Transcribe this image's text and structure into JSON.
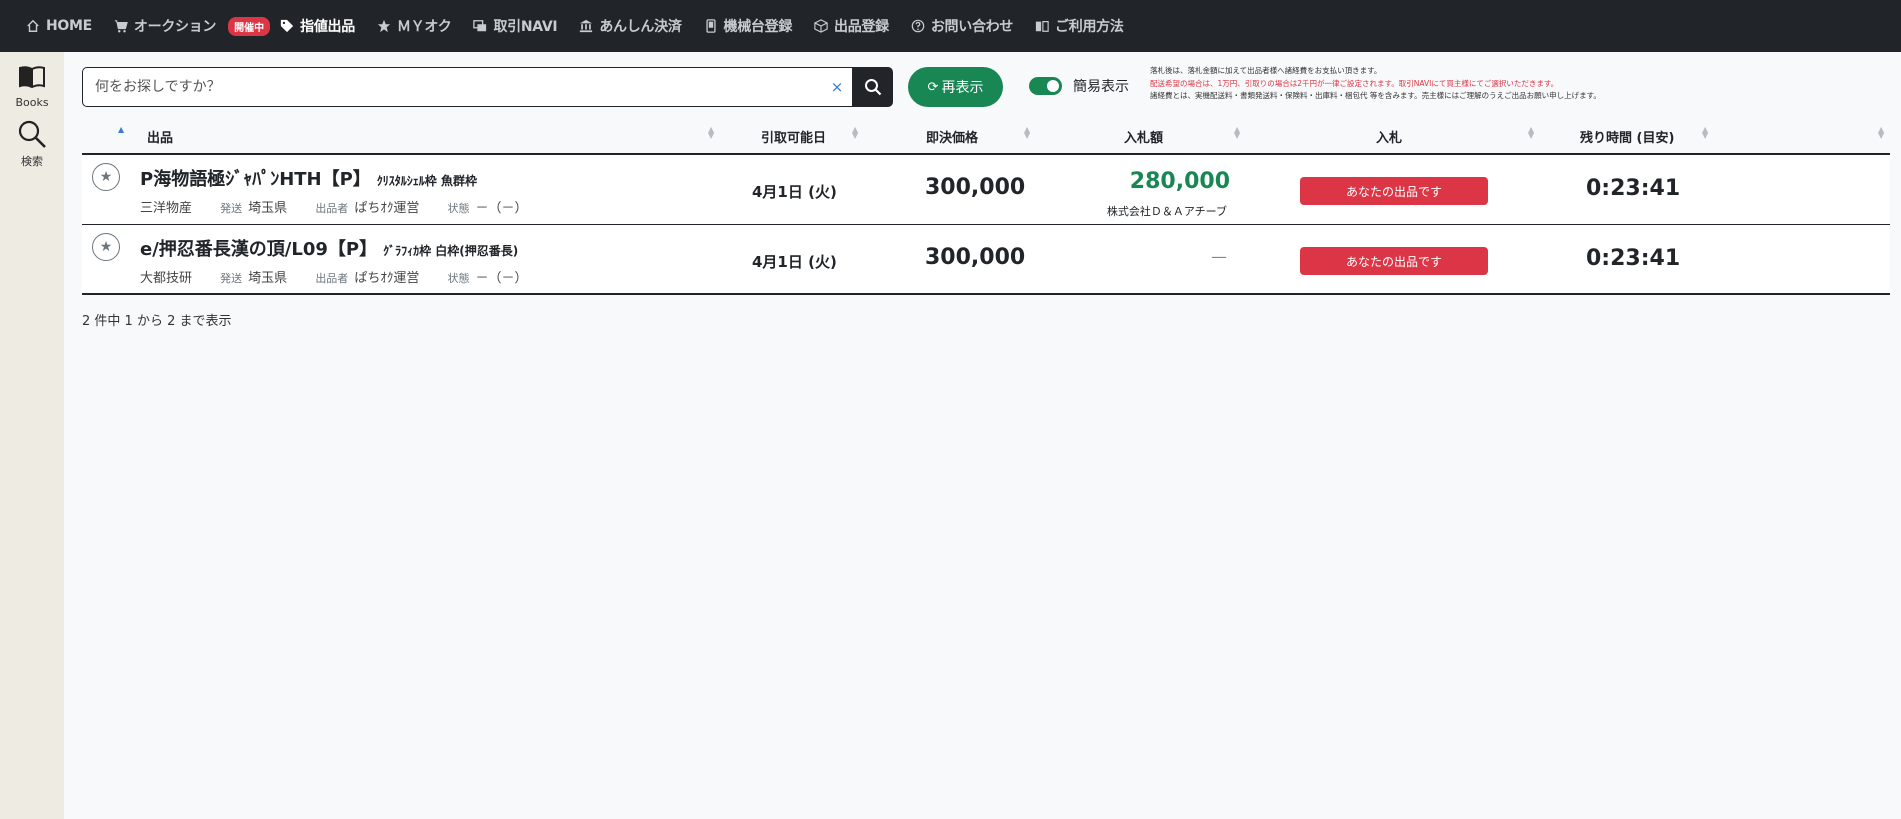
{
  "nav": {
    "items": [
      {
        "label": "HOME",
        "icon": "home-icon",
        "active": false
      },
      {
        "label": "オークション",
        "icon": "cart-icon",
        "active": false
      },
      {
        "label": "指値出品",
        "icon": "tag-icon",
        "active": true
      },
      {
        "label": "ＭＹオク",
        "icon": "star-icon",
        "active": false
      },
      {
        "label": "取引NAVI",
        "icon": "windows-icon",
        "active": false
      },
      {
        "label": "あんしん決済",
        "icon": "bank-icon",
        "active": false
      },
      {
        "label": "機械台登録",
        "icon": "phone-icon",
        "active": false
      },
      {
        "label": "出品登録",
        "icon": "box-icon",
        "active": false
      },
      {
        "label": "お問い合わせ",
        "icon": "question-icon",
        "active": false
      },
      {
        "label": "ご利用方法",
        "icon": "book-icon",
        "active": false
      }
    ],
    "live_badge": "開催中"
  },
  "sidebar": {
    "books_label": "Books",
    "search_label": "検索"
  },
  "toolbar": {
    "search_placeholder": "何をお探しですか？",
    "clear_label": "×",
    "refresh_label": "再表示",
    "simple_view_label": "簡易表示"
  },
  "notes": {
    "line1": "落札後は、落札金額に加えて出品者様へ諸経費をお支払い頂きます。",
    "line2": "配送希望の場合は、1万円、引取りの場合は2千円が一律ご設定されます。取引NAVIにて買主様にてご選択いただきます。",
    "line3": "諸経費とは、実機配送料・書類発送料・保険料・出庫料・梱包代 等を含みます。売主様にはご理解のうえご出品お願い申し上げます。"
  },
  "table": {
    "headers": {
      "item": "出品",
      "pickup_date": "引取可能日",
      "buy_now": "即決価格",
      "bid_amount": "入札額",
      "bid": "入札",
      "time_left": "残り時間 (目安)"
    },
    "rows": [
      {
        "title": "P海物語極ｼﾞｬﾊﾟﾝHTH【P】",
        "subtitle": "ｸﾘｽﾀﾙｼｪﾙ枠 魚群枠",
        "maker": "三洋物産",
        "ship_label": "発送",
        "ship_value": "埼玉県",
        "seller_label": "出品者",
        "seller_value": "ぱちｵｸ運営",
        "condition_label": "状態",
        "condition_value": "－（－）",
        "date": "4月1日 (火)",
        "price": "300,000",
        "bid": "280,000",
        "bidder": "株式会社Ｄ＆Ａアチーブ",
        "status": "あなたの出品です",
        "time": "0:23:41"
      },
      {
        "title": "e/押忍番長漢の頂/L09【P】",
        "subtitle": "ｸﾞﾗﾌｨｶ枠 白枠(押忍番長)",
        "maker": "大都技研",
        "ship_label": "発送",
        "ship_value": "埼玉県",
        "seller_label": "出品者",
        "seller_value": "ぱちｵｸ運営",
        "condition_label": "状態",
        "condition_value": "－（－）",
        "date": "4月1日 (火)",
        "price": "300,000",
        "bid": "—",
        "bidder": "",
        "status": "あなたの出品です",
        "time": "0:23:41"
      }
    ],
    "info": "2 件中 1 から 2 まで表示"
  },
  "colors": {
    "nav_bg": "#212529",
    "accent_green": "#198754",
    "danger_red": "#dc3545",
    "sidebar_bg": "#eeebe3"
  }
}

·····

### Exercise task
Find the lines above holding the word "subtitle" and show them.

### Solution for this task
        "subtitle": "ｸﾘｽﾀﾙｼｪﾙ枠 魚群枠",
        "subtitle": "ｸﾞﾗﾌｨｶ枠 白枠(押忍番長)",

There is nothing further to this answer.